● **Excerpted passage**:

════

Dame Anne Salmond has spent her academic life building bridges between Māori and Pākehā ways of thinking. She also works on literal bridges in the eco-sanctuary she and her husband have created at Waikereru, north of Gisborne. (Photo Jeremy Salmond)

Dame Anne Salmond has been shaping our understanding of human history in Aotearoa and the Pacific for 50 years. A former New Zealander of the Year, she has a long list of awards and honours. The latest is the Caird Medal, awarded this year by the National Maritime Museum in Greenwich, London, for her work in Māori history, the history of Pacific voyaging, and cross-cultural exchange. 

A new series of Artefact, in which she explores the stories of taonga, is scheduled to air on Prime on Tuesdays from September 15. 

Kennedy Warne met with her at the Māori Studies department at the University of Auckland to talk about the current political landscape, contested histories, the impact of the Black Lives Matter movement, and the proposed overhaul of our environmental legislation.

 

Kennedy Warne: George Orwell wrote that whoever controls the past controls the future, and whoever controls the present controls the past. 

It seems to me we’re in a period where groups within society are jostling for control of the past — or rather for control of narratives about the past. There’s something of a power struggle over history between dominant cultures and minority cultures, between oppressors and oppressed, between colonisers and colonised. 

What troubles me is the tailoring of historical narratives to suit the needs of the present — a kind of pick-and-mix history in the service of modern political and cultural agendas. Is this a new thing, or has it always been this way?

Anne Salmond: Power and history intersect, and they always have done. If you look at histories of the Treaty of Waitangi that were written in the 20th century, they often read as triumphalist. Their authors don’t understand a great deal about the Māori side of the transactions, and speak about the English text rather than the Māori text, which was the text that was negotiated and signed.

════

● **Data**:
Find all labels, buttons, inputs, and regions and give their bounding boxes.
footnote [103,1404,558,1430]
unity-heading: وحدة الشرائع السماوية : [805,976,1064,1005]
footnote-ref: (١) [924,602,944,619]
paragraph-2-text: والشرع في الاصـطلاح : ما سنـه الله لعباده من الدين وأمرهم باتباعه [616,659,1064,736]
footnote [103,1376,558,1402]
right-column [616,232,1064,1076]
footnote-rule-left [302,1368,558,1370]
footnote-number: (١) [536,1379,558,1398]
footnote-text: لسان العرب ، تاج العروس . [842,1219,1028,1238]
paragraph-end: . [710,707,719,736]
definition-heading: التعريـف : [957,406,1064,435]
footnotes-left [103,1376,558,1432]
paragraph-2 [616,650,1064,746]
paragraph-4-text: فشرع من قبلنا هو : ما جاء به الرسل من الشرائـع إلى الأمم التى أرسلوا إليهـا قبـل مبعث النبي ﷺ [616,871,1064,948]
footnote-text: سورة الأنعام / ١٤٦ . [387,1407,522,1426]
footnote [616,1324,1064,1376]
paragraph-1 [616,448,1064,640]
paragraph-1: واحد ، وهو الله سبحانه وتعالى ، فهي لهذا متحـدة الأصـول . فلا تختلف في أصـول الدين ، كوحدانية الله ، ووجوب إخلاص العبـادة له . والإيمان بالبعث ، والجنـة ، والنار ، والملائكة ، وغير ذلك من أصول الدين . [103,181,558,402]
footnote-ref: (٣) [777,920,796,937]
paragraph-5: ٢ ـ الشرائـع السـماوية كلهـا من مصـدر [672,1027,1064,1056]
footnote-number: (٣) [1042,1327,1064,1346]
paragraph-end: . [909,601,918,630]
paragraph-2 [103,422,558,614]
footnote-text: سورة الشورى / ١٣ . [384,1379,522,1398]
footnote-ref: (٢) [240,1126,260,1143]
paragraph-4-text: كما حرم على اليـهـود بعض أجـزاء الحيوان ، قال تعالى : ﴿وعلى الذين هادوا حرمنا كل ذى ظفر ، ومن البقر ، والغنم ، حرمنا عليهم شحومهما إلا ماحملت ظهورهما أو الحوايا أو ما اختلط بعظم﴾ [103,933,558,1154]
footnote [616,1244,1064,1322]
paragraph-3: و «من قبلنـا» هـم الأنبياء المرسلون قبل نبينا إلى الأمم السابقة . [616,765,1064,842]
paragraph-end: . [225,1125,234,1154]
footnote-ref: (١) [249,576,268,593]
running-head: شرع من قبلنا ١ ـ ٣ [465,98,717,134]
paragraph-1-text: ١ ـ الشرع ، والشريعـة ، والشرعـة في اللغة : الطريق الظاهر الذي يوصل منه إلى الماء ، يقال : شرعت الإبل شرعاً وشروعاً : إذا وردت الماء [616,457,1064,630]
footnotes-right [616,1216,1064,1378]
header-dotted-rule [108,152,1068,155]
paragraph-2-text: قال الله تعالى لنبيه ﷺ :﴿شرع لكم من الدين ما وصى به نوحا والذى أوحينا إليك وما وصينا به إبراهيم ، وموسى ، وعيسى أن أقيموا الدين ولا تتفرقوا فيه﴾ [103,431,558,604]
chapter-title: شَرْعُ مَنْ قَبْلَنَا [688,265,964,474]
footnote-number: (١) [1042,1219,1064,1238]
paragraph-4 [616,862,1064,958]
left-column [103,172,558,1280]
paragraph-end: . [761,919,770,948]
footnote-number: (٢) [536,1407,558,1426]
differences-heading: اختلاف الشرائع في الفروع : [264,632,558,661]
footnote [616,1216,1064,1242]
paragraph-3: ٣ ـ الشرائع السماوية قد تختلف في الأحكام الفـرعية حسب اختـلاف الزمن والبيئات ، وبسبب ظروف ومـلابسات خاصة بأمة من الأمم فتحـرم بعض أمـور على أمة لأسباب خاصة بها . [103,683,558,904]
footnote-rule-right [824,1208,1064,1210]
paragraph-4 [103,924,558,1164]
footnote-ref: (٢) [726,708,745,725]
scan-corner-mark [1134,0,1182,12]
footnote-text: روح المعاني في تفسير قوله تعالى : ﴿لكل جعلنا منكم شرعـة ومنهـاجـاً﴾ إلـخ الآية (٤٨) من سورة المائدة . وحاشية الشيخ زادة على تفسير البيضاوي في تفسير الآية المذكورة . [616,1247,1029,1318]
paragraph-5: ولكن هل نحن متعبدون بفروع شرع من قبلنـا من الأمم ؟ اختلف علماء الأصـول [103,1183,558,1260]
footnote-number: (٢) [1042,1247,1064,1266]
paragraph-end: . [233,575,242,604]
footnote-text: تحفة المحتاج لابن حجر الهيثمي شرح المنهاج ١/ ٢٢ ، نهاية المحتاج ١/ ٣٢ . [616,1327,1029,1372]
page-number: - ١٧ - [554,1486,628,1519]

════

● **Parts of the exercise**:
(1) Duplicate the part of the interview with Anne Salmond that opens with the words containing "Kennedy Warne met" and closes with "controls the past.".
(2) Finish out the next part of the interview with Anne Salmond, picking up right after its final sentence.

● **Answers to the exercises**:
(1)
Kennedy Warne met with her at the Māori Studies department at the University of Auckland to talk about the current political landscape, contested histories, the impact of the Black Lives Matter movement, and the proposed overhaul of our environmental legislation.

 

Kennedy Warne: George Orwell wrote that whoever controls the past controls the future, and whoever controls the present controls the past.

(2)
You could regard what’s going on now as a binary struggle between different ideological camps, but that’s not something I’m particularly interested in. For me, the linear narrative, the idea of an arrow of time that leads inexorably to a better and better future, the colonial narrative, is an idea I abandoned long ago. 

I had my ideas rearranged by a deep exposure to oral histories, iwi histories, and they don’t have this linear view. Time is more like a spiral than an arrow. You dive back into the ancestral past and, next minute, you’re spinning out into the future. 

That’s the way those stories are told. The structure is based on whakapapa. Eruera Stirling, who was my mentor for many years when I was young, was schooled in the whakapapa tradition, in which learning starts with the beginning of the cosmos and spirals outward from there. 

Apirana Ngata, whom I greatly admire, argued a long time ago for New Zealand to adopt a whakapapa approach to our history. He called it the “genealogical method.” 

If you start with the beginnings of the cosmos, as whakapapa does, then human beings emerge very late in the piece, and are linked by kinship with all other life forms. Rangi, Papa, Tangaroa, Tāwhirimātea, Tāne-mahuta — all these life forces have their own independent lives before humans start interacting with them. 

That’s a great way of thinking about the history of this country, because we were the last land mass of any size to be found and settled by people. It suits our landscapes, and it suits our peoples, giving them all a place to stand. 

James Baldwin, the African American writer, said that “the great force of history is that we carry it within ourselves.” That strikes me as a very Indigenous way of thinking: history not as a mental construct, but as a lived reality. 

The problem I see is that polarisation has become normal in modern society, where communication tools such as social media provide an ever thickening wedge to divide people. I fear that a pick-and-choose historical narrative could swing us into entrenched antagonism. 

How do you stop the pendulum swinging from that earlier Pākehā-dominated triumphalist view of the Treaty to a Māori-dominated anti-colonial view? Can there be an awakening without it turning into a polarisation? Is that a legitimate fear?

Yes, it’s a fear, and it’s one of the trajectories that might happen. You can see it around the world, where siloed, fractured, divisive habits of mind prevail. You see it in Britain, in America. If you take hatred and fear and project it back on itself, you end up with an escalation, you end up with a firestorm. Why would we replicate that when we’ve got a chance to do something else?

How do you avoid it?

One of the interesting things about Black Lives Matter is that if you translate that movement into a Pacific context, one of implications is that lives need to matter in a Māori way and they need to matter in a Pasifika way. 

If that’s the case, how do we think about the past? Do we have to keep thinking in terms of linear narratives and Cartesian binaries of either/or, black/white, good/bad — morality plays that come out of an ancient trajectory from the west?

Or do we dive back into ways of thinking about the past that are informed by whakapapa? Because the way that black lives or brown lives matter is pivotal. If you’re still valuing lives in ways that are shaped and engineered by colonial habits of mind, then you’re still entrapped.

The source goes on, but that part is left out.